Short exercise: Edit the material from its beginning through the line containing "para-battery: 回蓄电池，使得电动汽车具有最佳能量的利用率。 <box>110": replace "Localize" with "Locate" and leave everything else as it stands.

Materials provided:
————
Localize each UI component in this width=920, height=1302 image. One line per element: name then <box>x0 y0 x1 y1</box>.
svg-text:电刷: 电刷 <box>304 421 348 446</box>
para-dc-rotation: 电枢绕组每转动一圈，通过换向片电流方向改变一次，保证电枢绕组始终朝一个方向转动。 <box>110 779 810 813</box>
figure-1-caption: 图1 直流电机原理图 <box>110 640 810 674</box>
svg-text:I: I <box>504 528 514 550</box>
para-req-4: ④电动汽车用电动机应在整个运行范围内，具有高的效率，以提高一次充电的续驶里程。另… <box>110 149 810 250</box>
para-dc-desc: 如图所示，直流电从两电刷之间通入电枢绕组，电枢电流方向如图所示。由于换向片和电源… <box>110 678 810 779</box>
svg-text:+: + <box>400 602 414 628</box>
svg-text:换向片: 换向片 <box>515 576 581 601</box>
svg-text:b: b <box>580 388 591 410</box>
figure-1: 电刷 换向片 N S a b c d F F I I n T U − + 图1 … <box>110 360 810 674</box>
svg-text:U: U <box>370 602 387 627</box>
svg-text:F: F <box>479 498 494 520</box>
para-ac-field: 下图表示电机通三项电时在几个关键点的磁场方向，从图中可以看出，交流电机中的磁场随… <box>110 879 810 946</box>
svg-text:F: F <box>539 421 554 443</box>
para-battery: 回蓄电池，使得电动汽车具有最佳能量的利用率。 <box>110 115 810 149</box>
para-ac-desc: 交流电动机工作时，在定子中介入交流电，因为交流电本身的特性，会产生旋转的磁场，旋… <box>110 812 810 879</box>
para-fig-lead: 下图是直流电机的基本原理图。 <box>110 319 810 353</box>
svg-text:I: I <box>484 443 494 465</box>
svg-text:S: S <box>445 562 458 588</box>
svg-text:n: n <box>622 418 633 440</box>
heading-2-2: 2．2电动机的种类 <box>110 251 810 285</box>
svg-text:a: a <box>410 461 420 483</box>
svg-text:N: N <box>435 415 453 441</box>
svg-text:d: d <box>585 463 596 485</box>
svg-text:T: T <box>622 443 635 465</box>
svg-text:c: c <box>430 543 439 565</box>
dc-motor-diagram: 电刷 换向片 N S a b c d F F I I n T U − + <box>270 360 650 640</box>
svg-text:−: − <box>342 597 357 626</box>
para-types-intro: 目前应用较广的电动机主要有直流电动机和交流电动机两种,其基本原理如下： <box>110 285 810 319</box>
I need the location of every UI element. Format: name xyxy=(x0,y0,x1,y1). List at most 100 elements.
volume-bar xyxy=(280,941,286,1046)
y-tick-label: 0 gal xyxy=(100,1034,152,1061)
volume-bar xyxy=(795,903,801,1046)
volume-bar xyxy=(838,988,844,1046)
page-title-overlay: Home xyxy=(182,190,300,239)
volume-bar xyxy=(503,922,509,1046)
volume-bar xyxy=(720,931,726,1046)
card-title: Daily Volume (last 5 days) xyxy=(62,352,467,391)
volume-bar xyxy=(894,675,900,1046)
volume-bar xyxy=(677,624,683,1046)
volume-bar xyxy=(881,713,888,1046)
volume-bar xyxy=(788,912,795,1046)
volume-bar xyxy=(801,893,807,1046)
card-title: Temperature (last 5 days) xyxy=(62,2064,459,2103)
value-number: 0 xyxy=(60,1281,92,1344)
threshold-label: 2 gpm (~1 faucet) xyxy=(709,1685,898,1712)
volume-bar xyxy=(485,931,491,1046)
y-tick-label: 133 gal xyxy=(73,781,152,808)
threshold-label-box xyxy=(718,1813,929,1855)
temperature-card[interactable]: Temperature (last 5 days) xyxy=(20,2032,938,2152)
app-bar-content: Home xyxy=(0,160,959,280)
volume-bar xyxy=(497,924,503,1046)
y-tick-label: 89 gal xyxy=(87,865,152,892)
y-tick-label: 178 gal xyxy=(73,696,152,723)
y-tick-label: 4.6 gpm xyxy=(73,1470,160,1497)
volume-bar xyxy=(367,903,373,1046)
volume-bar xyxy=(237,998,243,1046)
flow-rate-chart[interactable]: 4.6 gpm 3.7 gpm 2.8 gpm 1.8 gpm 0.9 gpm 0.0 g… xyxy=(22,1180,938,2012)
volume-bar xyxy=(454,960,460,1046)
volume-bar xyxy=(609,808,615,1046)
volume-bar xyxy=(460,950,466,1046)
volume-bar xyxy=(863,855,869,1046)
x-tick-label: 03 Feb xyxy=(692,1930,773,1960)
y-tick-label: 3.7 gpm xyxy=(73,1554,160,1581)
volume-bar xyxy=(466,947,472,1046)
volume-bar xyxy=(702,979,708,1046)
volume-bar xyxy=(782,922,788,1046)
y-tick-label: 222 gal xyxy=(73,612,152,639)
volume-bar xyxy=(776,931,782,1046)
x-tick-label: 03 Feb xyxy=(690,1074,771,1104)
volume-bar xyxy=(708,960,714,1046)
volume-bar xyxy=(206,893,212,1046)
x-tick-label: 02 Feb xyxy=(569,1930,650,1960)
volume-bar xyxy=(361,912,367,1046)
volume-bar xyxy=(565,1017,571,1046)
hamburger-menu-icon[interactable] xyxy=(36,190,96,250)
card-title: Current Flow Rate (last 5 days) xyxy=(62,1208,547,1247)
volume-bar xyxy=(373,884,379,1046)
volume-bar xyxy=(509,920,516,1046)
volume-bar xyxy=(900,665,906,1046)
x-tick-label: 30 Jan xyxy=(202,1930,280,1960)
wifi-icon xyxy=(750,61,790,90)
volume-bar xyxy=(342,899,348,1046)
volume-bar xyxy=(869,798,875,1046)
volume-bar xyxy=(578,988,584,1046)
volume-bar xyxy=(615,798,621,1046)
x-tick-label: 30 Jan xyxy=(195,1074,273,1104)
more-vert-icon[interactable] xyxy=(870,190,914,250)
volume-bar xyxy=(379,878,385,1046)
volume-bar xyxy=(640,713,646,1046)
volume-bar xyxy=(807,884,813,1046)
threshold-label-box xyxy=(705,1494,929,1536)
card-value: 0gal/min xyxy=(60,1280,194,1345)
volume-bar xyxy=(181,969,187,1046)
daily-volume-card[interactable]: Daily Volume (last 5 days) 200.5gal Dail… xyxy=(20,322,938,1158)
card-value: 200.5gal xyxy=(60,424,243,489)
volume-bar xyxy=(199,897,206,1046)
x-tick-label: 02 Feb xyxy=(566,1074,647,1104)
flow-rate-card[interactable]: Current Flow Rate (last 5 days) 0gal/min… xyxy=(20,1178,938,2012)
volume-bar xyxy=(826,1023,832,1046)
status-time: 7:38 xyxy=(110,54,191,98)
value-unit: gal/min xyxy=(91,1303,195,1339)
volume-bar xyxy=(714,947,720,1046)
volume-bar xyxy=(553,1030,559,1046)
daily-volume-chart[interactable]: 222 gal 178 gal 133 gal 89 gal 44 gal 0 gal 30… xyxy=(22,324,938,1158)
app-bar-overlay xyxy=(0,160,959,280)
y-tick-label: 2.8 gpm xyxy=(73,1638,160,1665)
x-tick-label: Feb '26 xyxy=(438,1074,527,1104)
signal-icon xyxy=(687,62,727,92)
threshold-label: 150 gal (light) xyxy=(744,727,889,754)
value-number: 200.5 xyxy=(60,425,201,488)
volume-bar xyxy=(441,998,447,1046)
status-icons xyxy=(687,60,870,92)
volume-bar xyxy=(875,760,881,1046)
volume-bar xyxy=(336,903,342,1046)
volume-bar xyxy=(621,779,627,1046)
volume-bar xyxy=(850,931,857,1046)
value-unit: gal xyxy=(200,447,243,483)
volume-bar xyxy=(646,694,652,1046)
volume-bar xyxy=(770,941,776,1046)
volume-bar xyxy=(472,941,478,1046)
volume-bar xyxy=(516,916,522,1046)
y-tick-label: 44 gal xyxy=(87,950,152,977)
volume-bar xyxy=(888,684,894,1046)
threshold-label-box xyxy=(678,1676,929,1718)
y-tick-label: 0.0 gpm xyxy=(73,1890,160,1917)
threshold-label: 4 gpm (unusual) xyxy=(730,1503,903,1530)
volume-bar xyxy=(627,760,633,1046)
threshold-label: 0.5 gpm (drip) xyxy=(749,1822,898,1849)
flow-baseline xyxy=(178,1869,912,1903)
————
Response to the exercise:
Locate each UI component in this width=920, height=1302 image. One line per element: name then <box>x0 y0 x1 y1</box>.
svg-text:电刷: 电刷 <box>304 421 348 446</box>
para-dc-rotation: 电枢绕组每转动一圈，通过换向片电流方向改变一次，保证电枢绕组始终朝一个方向转动。 <box>110 779 810 813</box>
figure-1-caption: 图1 直流电机原理图 <box>110 640 810 674</box>
svg-text:I: I <box>504 528 514 550</box>
para-req-4: ④电动汽车用电动机应在整个运行范围内，具有高的效率，以提高一次充电的续驶里程。另… <box>110 149 810 250</box>
para-dc-desc: 如图所示，直流电从两电刷之间通入电枢绕组，电枢电流方向如图所示。由于换向片和电源… <box>110 678 810 779</box>
svg-text:+: + <box>400 602 414 628</box>
svg-text:换向片: 换向片 <box>515 576 581 601</box>
svg-text:b: b <box>580 388 591 410</box>
figure-1: 电刷 换向片 N S a b c d F F I I n T U − + 图1 … <box>110 360 810 674</box>
svg-text:U: U <box>370 602 387 627</box>
svg-text:F: F <box>479 498 494 520</box>
para-ac-field: 下图表示电机通三项电时在几个关键点的磁场方向，从图中可以看出，交流电机中的磁场随… <box>110 879 810 946</box>
svg-text:F: F <box>539 421 554 443</box>
para-battery: 回蓄电池，使得电动汽车具有最佳能量的利用率。 <box>110 115 810 149</box>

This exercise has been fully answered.